# Written task:
Copy each line below in which the word "cytokine" occurs.

# Data rows:

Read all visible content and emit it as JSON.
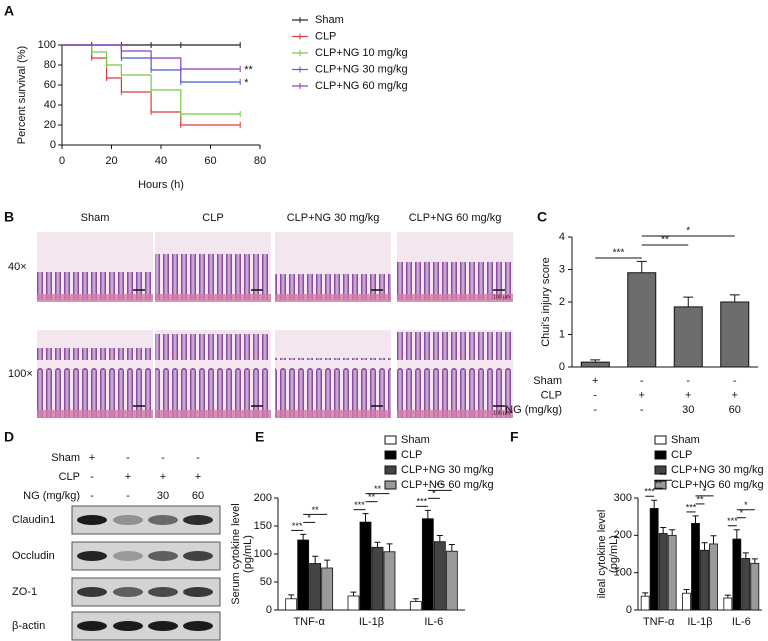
{
  "panel_labels": [
    "A",
    "B",
    "C",
    "D",
    "E",
    "F"
  ],
  "chart_data": [
    {
      "type": "step",
      "y_label": "Percent survival (%)",
      "x_label": "Hours (h)",
      "xlim": [
        0,
        80
      ],
      "xticks": [
        0,
        20,
        40,
        60,
        80
      ],
      "ylim": [
        0,
        100
      ],
      "yticks": [
        0,
        20,
        40,
        60,
        80,
        100
      ],
      "series": [
        {
          "name": "Sham",
          "color": "#222222",
          "x": [
            0,
            12,
            24,
            36,
            48,
            72
          ],
          "values": [
            100,
            100,
            100,
            100,
            100,
            100
          ]
        },
        {
          "name": "CLP",
          "color": "#e03a3a",
          "x": [
            0,
            12,
            18,
            24,
            36,
            48,
            72
          ],
          "values": [
            100,
            87,
            67,
            53,
            33,
            20,
            20
          ]
        },
        {
          "name": "CLP+NG 10 mg/kg",
          "color": "#7ac943",
          "x": [
            0,
            12,
            18,
            24,
            36,
            48,
            72
          ],
          "values": [
            100,
            93,
            80,
            70,
            55,
            31,
            31
          ]
        },
        {
          "name": "CLP+NG 30 mg/kg",
          "color": "#4a5bd4",
          "x": [
            0,
            24,
            36,
            48,
            72
          ],
          "values": [
            100,
            87,
            75,
            63,
            63
          ]
        },
        {
          "name": "CLP+NG 60 mg/kg",
          "color": "#8b3fc4",
          "x": [
            0,
            24,
            36,
            48,
            72
          ],
          "values": [
            100,
            94,
            87,
            76,
            76
          ]
        }
      ],
      "annotations": [
        "**",
        "*"
      ]
    },
    {
      "type": "bar",
      "y_label": "Chui's injury score",
      "color": "#6d6d6d",
      "ylim": [
        0,
        4
      ],
      "yticks": [
        0,
        1,
        2,
        3,
        4
      ],
      "values": [
        0.15,
        2.9,
        1.85,
        2.0
      ],
      "errors": [
        0.07,
        0.35,
        0.3,
        0.22
      ],
      "conditions": [
        {
          "label": "Sham",
          "values": [
            "+",
            "-",
            "-",
            "-"
          ]
        },
        {
          "label": "CLP",
          "values": [
            "-",
            "+",
            "+",
            "+"
          ]
        },
        {
          "label": "NG (mg/kg)",
          "values": [
            "-",
            "-",
            "30",
            "60"
          ]
        }
      ],
      "significance": [
        "***",
        "**",
        "*"
      ]
    },
    {
      "type": "grouped_bar",
      "y_label": [
        "Serum cytokine level",
        "(pg/mL)"
      ],
      "categories": [
        "TNF-α",
        "IL-1β",
        "IL-6"
      ],
      "ylim": [
        0,
        200
      ],
      "yticks": [
        0,
        50,
        100,
        150,
        200
      ],
      "series": [
        {
          "name": "Sham",
          "color": "#ffffff",
          "values": [
            20,
            25,
            15
          ],
          "errors": [
            7,
            7,
            5
          ]
        },
        {
          "name": "CLP",
          "color": "#000000",
          "values": [
            125,
            157,
            163
          ],
          "errors": [
            10,
            15,
            15
          ]
        },
        {
          "name": "CLP+NG 30 mg/kg",
          "color": "#444444",
          "values": [
            83,
            112,
            122
          ],
          "errors": [
            13,
            9,
            11
          ]
        },
        {
          "name": "CLP+NG 60 mg/kg",
          "color": "#9a9a9a",
          "values": [
            75,
            104,
            105
          ],
          "errors": [
            14,
            14,
            12
          ]
        }
      ],
      "significance": [
        [
          "***",
          "*",
          "**"
        ],
        [
          "***",
          "**",
          "**"
        ],
        [
          "***",
          "*",
          "**"
        ]
      ]
    },
    {
      "type": "grouped_bar",
      "y_label": [
        "ileal cytokine level",
        "(pg/mL)"
      ],
      "categories": [
        "TNF-α",
        "IL-1β",
        "IL-6"
      ],
      "ylim": [
        0,
        300
      ],
      "yticks": [
        0,
        100,
        200,
        300
      ],
      "series": [
        {
          "name": "Sham",
          "color": "#ffffff",
          "values": [
            37,
            45,
            32
          ],
          "errors": [
            9,
            10,
            8
          ]
        },
        {
          "name": "CLP",
          "color": "#000000",
          "values": [
            272,
            232,
            190
          ],
          "errors": [
            22,
            20,
            25
          ]
        },
        {
          "name": "CLP+NG 30 mg/kg",
          "color": "#444444",
          "values": [
            205,
            160,
            138
          ],
          "errors": [
            16,
            20,
            15
          ]
        },
        {
          "name": "CLP+NG 60 mg/kg",
          "color": "#9a9a9a",
          "values": [
            200,
            177,
            125
          ],
          "errors": [
            15,
            22,
            12
          ]
        }
      ],
      "significance": [
        [
          "***",
          "**",
          "**"
        ],
        [
          "***",
          "**",
          "*"
        ],
        [
          "***",
          "*",
          "*"
        ]
      ]
    }
  ],
  "histology": {
    "columns": [
      "Sham",
      "CLP",
      "CLP+NG 30 mg/kg",
      "CLP+NG 60 mg/kg"
    ],
    "rows": [
      "40×",
      "100×"
    ],
    "scale_bar": "100 μm"
  },
  "blot": {
    "conditions": [
      {
        "label": "Sham",
        "values": [
          "+",
          "-",
          "-",
          "-"
        ]
      },
      {
        "label": "CLP",
        "values": [
          "-",
          "+",
          "+",
          "+"
        ]
      },
      {
        "label": "NG (mg/kg)",
        "values": [
          "-",
          "-",
          "30",
          "60"
        ]
      }
    ],
    "bands": [
      "Claudin1",
      "Occludin",
      "ZO-1",
      "β-actin"
    ]
  }
}
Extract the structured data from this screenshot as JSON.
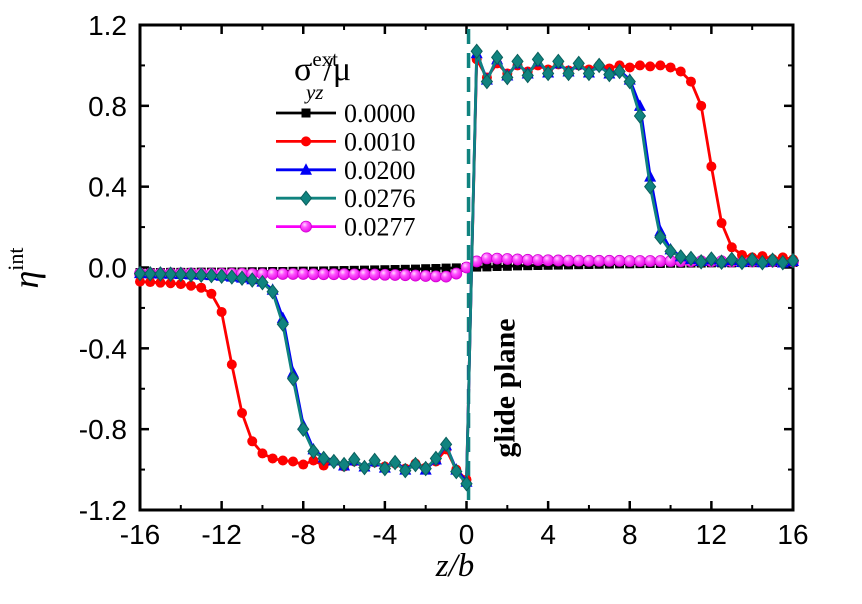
{
  "figure": {
    "background": "#ffffff",
    "accessible_title": "Plot of eta-int versus z/b for several applied stresses"
  },
  "chart_data": {
    "type": "line",
    "title": "",
    "xlabel": "z/b",
    "ylabel_base": "η",
    "ylabel_sup": "int",
    "xlim": [
      -16,
      16
    ],
    "ylim": [
      -1.2,
      1.2
    ],
    "grid": false,
    "frame": true,
    "x_major_ticks": [
      -16,
      -12,
      -8,
      -4,
      0,
      4,
      8,
      12,
      16
    ],
    "x_tick_labels": [
      "-16",
      "-12",
      "-8",
      "-4",
      "0",
      "4",
      "8",
      "12",
      "16"
    ],
    "x_minor_step": 2,
    "y_major_ticks": [
      -1.2,
      -0.8,
      -0.4,
      0,
      0.4,
      0.8,
      1.2
    ],
    "y_tick_labels": [
      "-1.2",
      "-0.8",
      "-0.4",
      "0.0",
      "0.4",
      "0.8",
      "1.2"
    ],
    "y_minor_step": 0.2,
    "legend": {
      "position": "top-left-inside",
      "title_base": "σ",
      "title_sup": "ext",
      "title_sub": "yz",
      "title_suffix": "/μ"
    },
    "annotations": [
      {
        "type": "vline",
        "x": 0.1,
        "style": "dashed",
        "color": "#10837f",
        "label": "glide plane"
      }
    ],
    "x": [
      -16,
      -15.5,
      -15,
      -14.5,
      -14,
      -13.5,
      -13,
      -12.5,
      -12,
      -11.5,
      -11,
      -10.5,
      -10,
      -9.5,
      -9,
      -8.5,
      -8,
      -7.5,
      -7,
      -6.5,
      -6,
      -5.5,
      -5,
      -4.5,
      -4,
      -3.5,
      -3,
      -2.5,
      -2,
      -1.5,
      -1,
      -0.5,
      0,
      0.5,
      1,
      1.5,
      2,
      2.5,
      3,
      3.5,
      4,
      4.5,
      5,
      5.5,
      6,
      6.5,
      7,
      7.5,
      8,
      8.5,
      9,
      9.5,
      10,
      10.5,
      11,
      11.5,
      12,
      12.5,
      13,
      13.5,
      14,
      14.5,
      15,
      15.5,
      16
    ],
    "series": [
      {
        "label": "0.0000",
        "color": "#000000",
        "marker": "square",
        "values": [
          -0.025,
          -0.025,
          -0.025,
          -0.024,
          -0.024,
          -0.024,
          -0.023,
          -0.023,
          -0.023,
          -0.022,
          -0.022,
          -0.021,
          -0.021,
          -0.02,
          -0.02,
          -0.019,
          -0.018,
          -0.018,
          -0.017,
          -0.016,
          -0.015,
          -0.014,
          -0.013,
          -0.012,
          -0.011,
          -0.01,
          -0.009,
          -0.008,
          -0.006,
          -0.005,
          -0.003,
          -0.002,
          0,
          0.002,
          0.003,
          0.005,
          0.006,
          0.008,
          0.009,
          0.01,
          0.011,
          0.012,
          0.013,
          0.014,
          0.015,
          0.016,
          0.017,
          0.018,
          0.018,
          0.019,
          0.02,
          0.02,
          0.021,
          0.021,
          0.022,
          0.022,
          0.023,
          0.023,
          0.023,
          0.024,
          0.024,
          0.024,
          0.025,
          0.025,
          0.025
        ]
      },
      {
        "label": "0.0277",
        "color": "#f800f8",
        "marker": "ball",
        "values": [
          -0.03,
          -0.03,
          -0.03,
          -0.03,
          -0.03,
          -0.03,
          -0.031,
          -0.031,
          -0.031,
          -0.031,
          -0.031,
          -0.032,
          -0.032,
          -0.032,
          -0.032,
          -0.032,
          -0.032,
          -0.033,
          -0.033,
          -0.033,
          -0.033,
          -0.034,
          -0.034,
          -0.035,
          -0.036,
          -0.037,
          -0.038,
          -0.04,
          -0.042,
          -0.044,
          -0.045,
          -0.03,
          0,
          0.03,
          0.045,
          0.044,
          0.042,
          0.04,
          0.038,
          0.037,
          0.036,
          0.035,
          0.034,
          0.034,
          0.033,
          0.033,
          0.033,
          0.033,
          0.032,
          0.032,
          0.032,
          0.032,
          0.032,
          0.031,
          0.031,
          0.031,
          0.031,
          0.031,
          0.03,
          0.03,
          0.03,
          0.03,
          0.03,
          0.03,
          0.03
        ]
      },
      {
        "label": "0.0010",
        "color": "#fe0000",
        "marker": "circle",
        "values": [
          -0.07,
          -0.072,
          -0.075,
          -0.078,
          -0.082,
          -0.09,
          -0.1,
          -0.13,
          -0.22,
          -0.48,
          -0.72,
          -0.86,
          -0.92,
          -0.945,
          -0.955,
          -0.96,
          -0.975,
          -0.955,
          -0.98,
          -0.96,
          -0.985,
          -0.96,
          -0.99,
          -0.965,
          -0.985,
          -0.97,
          -0.995,
          -0.97,
          -0.99,
          -0.96,
          -0.9,
          -1.0,
          -1.05,
          1.03,
          0.94,
          1.01,
          0.96,
          1.0,
          0.97,
          1.0,
          0.98,
          1.005,
          0.975,
          1.0,
          0.98,
          1.0,
          0.985,
          1.0,
          0.99,
          1.0,
          0.995,
          1.0,
          0.99,
          0.97,
          0.92,
          0.8,
          0.5,
          0.22,
          0.1,
          0.062,
          0.05,
          0.056,
          0.042,
          0.05,
          0.04
        ]
      },
      {
        "label": "0.0200",
        "color": "#0000f5",
        "marker": "triangle",
        "values": [
          -0.028,
          -0.029,
          -0.03,
          -0.031,
          -0.032,
          -0.034,
          -0.036,
          -0.038,
          -0.041,
          -0.045,
          -0.05,
          -0.058,
          -0.07,
          -0.11,
          -0.25,
          -0.52,
          -0.78,
          -0.9,
          -0.94,
          -0.955,
          -0.98,
          -0.955,
          -0.985,
          -0.96,
          -0.99,
          -0.96,
          -1.0,
          -0.97,
          -1.0,
          -0.95,
          -0.88,
          -1.0,
          -1.06,
          1.06,
          0.93,
          1.03,
          0.95,
          1.01,
          0.96,
          1.02,
          0.965,
          1.01,
          0.97,
          1.005,
          0.965,
          1.0,
          0.96,
          0.975,
          0.93,
          0.8,
          0.45,
          0.18,
          0.09,
          0.055,
          0.042,
          0.032,
          0.04,
          0.029,
          0.037,
          0.027,
          0.035,
          0.026,
          0.034,
          0.025,
          0.032
        ]
      },
      {
        "label": "0.0276",
        "color": "#10837f",
        "marker": "diamond",
        "values": [
          -0.03,
          -0.031,
          -0.032,
          -0.033,
          -0.034,
          -0.036,
          -0.038,
          -0.04,
          -0.043,
          -0.047,
          -0.053,
          -0.062,
          -0.075,
          -0.12,
          -0.28,
          -0.55,
          -0.8,
          -0.91,
          -0.945,
          -0.96,
          -0.975,
          -0.95,
          -0.99,
          -0.955,
          -0.995,
          -0.965,
          -1.005,
          -0.975,
          -0.995,
          -0.945,
          -0.875,
          -1.01,
          -1.07,
          1.07,
          0.92,
          1.04,
          0.94,
          1.02,
          0.95,
          1.03,
          0.96,
          1.02,
          0.96,
          1.01,
          0.96,
          1.0,
          0.955,
          0.97,
          0.92,
          0.75,
          0.4,
          0.15,
          0.08,
          0.052,
          0.045,
          0.028,
          0.042,
          0.026,
          0.04,
          0.025,
          0.038,
          0.024,
          0.036,
          0.024,
          0.034
        ]
      }
    ],
    "legend_order": [
      "0.0000",
      "0.0010",
      "0.0200",
      "0.0276",
      "0.0277"
    ]
  }
}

# Written solution:
        "Serum cytokine level",
        "ileal cytokine level",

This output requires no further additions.